**WRITTEN REQUEST:** Write out every line below that includes the word "我要安全".

(Data entries)
------------------------------

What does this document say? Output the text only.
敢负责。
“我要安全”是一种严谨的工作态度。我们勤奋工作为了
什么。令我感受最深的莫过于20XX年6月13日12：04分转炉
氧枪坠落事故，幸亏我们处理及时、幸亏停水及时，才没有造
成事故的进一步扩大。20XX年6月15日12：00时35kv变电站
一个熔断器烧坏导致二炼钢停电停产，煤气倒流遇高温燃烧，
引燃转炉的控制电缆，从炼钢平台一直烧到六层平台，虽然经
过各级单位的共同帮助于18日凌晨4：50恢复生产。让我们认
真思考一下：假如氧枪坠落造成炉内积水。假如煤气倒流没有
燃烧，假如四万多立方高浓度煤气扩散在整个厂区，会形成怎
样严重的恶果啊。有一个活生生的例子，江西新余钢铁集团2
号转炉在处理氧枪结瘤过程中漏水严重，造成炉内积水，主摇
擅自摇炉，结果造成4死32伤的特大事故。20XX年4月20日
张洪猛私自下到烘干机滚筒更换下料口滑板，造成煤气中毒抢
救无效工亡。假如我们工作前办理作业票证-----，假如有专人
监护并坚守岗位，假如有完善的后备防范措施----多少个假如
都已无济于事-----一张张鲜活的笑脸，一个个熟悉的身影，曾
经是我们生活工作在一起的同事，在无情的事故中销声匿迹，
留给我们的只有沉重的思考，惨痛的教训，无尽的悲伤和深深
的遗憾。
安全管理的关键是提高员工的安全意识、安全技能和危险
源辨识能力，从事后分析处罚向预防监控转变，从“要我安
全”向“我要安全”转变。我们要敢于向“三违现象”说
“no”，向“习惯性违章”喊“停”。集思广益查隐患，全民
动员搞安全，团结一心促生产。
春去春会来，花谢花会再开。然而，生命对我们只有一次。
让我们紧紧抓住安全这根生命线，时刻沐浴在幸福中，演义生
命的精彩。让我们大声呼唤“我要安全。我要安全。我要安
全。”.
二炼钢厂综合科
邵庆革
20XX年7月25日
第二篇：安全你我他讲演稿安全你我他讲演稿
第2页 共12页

------------------------------

**OUTPUT FOR THIS TASK:**
“我要安全”是一种严谨的工作态度。我们勤奋工作为了
全”向“我要安全”转变。我们要敢于向“三违现象”说
命的精彩。让我们大声呼唤“我要安全。我要安全。我要安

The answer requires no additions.